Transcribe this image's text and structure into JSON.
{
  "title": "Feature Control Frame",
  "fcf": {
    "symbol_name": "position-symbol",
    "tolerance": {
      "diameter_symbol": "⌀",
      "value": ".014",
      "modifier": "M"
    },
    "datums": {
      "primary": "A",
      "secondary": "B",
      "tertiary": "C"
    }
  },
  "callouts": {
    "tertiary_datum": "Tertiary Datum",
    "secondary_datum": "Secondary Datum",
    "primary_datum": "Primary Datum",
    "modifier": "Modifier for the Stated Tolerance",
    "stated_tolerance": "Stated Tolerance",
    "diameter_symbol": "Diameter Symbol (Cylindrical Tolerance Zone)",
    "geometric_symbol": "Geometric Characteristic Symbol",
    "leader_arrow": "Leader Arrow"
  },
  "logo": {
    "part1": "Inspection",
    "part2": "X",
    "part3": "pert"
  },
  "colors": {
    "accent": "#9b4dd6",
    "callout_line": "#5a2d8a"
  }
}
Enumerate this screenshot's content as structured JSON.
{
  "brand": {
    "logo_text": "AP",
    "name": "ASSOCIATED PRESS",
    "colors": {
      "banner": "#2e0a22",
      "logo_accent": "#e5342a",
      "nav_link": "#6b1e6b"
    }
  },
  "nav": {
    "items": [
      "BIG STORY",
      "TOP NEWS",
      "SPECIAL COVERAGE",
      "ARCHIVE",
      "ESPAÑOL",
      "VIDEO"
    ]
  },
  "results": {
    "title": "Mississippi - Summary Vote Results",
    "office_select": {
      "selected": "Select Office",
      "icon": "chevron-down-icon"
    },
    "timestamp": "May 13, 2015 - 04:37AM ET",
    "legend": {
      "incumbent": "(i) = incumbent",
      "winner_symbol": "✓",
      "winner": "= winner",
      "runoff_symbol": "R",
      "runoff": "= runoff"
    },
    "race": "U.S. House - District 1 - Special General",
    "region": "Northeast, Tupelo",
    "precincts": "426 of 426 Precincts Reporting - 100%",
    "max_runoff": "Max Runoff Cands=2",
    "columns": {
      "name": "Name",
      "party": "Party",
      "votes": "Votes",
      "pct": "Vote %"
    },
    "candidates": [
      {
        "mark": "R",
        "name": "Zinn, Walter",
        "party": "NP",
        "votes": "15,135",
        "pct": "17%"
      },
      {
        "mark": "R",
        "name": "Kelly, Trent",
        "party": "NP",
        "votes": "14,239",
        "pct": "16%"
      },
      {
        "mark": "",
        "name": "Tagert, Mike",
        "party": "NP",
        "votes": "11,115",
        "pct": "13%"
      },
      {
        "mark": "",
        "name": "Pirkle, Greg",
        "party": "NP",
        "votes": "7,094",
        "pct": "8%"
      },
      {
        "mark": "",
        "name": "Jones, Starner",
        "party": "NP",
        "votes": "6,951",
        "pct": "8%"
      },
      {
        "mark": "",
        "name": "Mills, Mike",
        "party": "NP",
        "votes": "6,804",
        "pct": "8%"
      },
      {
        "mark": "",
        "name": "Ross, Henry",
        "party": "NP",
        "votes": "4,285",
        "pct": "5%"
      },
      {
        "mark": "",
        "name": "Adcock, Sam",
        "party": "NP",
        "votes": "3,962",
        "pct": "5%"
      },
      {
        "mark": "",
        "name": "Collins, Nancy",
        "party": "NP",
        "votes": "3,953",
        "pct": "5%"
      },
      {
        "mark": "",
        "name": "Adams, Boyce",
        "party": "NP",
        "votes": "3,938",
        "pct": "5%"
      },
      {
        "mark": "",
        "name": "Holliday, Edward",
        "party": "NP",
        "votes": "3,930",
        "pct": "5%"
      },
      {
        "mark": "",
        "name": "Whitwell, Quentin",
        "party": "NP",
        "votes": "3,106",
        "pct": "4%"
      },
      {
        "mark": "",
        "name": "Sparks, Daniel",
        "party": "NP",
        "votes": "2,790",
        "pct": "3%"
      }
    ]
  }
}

● ● ● ● ● ● ●

**SHORT EXERCISE**
All of the material above needs to be retyped word for word.

**CORRECT ANSWER**
Transcribe this image's text and structure into JSON.
{
  "title": "Feature Control Frame",
  "fcf": {
    "symbol_name": "position-symbol",
    "tolerance": {
      "diameter_symbol": "⌀",
      "value": ".014",
      "modifier": "M"
    },
    "datums": {
      "primary": "A",
      "secondary": "B",
      "tertiary": "C"
    }
  },
  "callouts": {
    "tertiary_datum": "Tertiary Datum",
    "secondary_datum": "Secondary Datum",
    "primary_datum": "Primary Datum",
    "modifier": "Modifier for the Stated Tolerance",
    "stated_tolerance": "Stated Tolerance",
    "diameter_symbol": "Diameter Symbol (Cylindrical Tolerance Zone)",
    "geometric_symbol": "Geometric Characteristic Symbol",
    "leader_arrow": "Leader Arrow"
  },
  "logo": {
    "part1": "Inspection",
    "part2": "X",
    "part3": "pert"
  },
  "colors": {
    "accent": "#9b4dd6",
    "callout_line": "#5a2d8a"
  }
}
Enumerate this screenshot's content as structured JSON.
{
  "brand": {
    "logo_text": "AP",
    "name": "ASSOCIATED PRESS",
    "colors": {
      "banner": "#2e0a22",
      "logo_accent": "#e5342a",
      "nav_link": "#6b1e6b"
    }
  },
  "nav": {
    "items": [
      "BIG STORY",
      "TOP NEWS",
      "SPECIAL COVERAGE",
      "ARCHIVE",
      "ESPAÑOL",
      "VIDEO"
    ]
  },
  "results": {
    "title": "Mississippi - Summary Vote Results",
    "office_select": {
      "selected": "Select Office",
      "icon": "chevron-down-icon"
    },
    "timestamp": "May 13, 2015 - 04:37AM ET",
    "legend": {
      "incumbent": "(i) = incumbent",
      "winner_symbol": "✓",
      "winner": "= winner",
      "runoff_symbol": "R",
      "runoff": "= runoff"
    },
    "race": "U.S. House - District 1 - Special General",
    "region": "Northeast, Tupelo",
    "precincts": "426 of 426 Precincts Reporting - 100%",
    "max_runoff": "Max Runoff Cands=2",
    "columns": {
      "name": "Name",
      "party": "Party",
      "votes": "Votes",
      "pct": "Vote %"
    },
    "candidates": [
      {
        "mark": "R",
        "name": "Zinn, Walter",
        "party": "NP",
        "votes": "15,135",
        "pct": "17%"
      },
      {
        "mark": "R",
        "name": "Kelly, Trent",
        "party": "NP",
        "votes": "14,239",
        "pct": "16%"
      },
      {
        "mark": "",
        "name": "Tagert, Mike",
        "party": "NP",
        "votes": "11,115",
        "pct": "13%"
      },
      {
        "mark": "",
        "name": "Pirkle, Greg",
        "party": "NP",
        "votes": "7,094",
        "pct": "8%"
      },
      {
        "mark": "",
        "name": "Jones, Starner",
        "party": "NP",
        "votes": "6,951",
        "pct": "8%"
      },
      {
        "mark": "",
        "name": "Mills, Mike",
        "party": "NP",
        "votes": "6,804",
        "pct": "8%"
      },
      {
        "mark": "",
        "name": "Ross, Henry",
        "party": "NP",
        "votes": "4,285",
        "pct": "5%"
      },
      {
        "mark": "",
        "name": "Adcock, Sam",
        "party": "NP",
        "votes": "3,962",
        "pct": "5%"
      },
      {
        "mark": "",
        "name": "Collins, Nancy",
        "party": "NP",
        "votes": "3,953",
        "pct": "5%"
      },
      {
        "mark": "",
        "name": "Adams, Boyce",
        "party": "NP",
        "votes": "3,938",
        "pct": "5%"
      },
      {
        "mark": "",
        "name": "Holliday, Edward",
        "party": "NP",
        "votes": "3,930",
        "pct": "5%"
      },
      {
        "mark": "",
        "name": "Whitwell, Quentin",
        "party": "NP",
        "votes": "3,106",
        "pct": "4%"
      },
      {
        "mark": "",
        "name": "Sparks, Daniel",
        "party": "NP",
        "votes": "2,790",
        "pct": "3%"
      }
    ]
  }
}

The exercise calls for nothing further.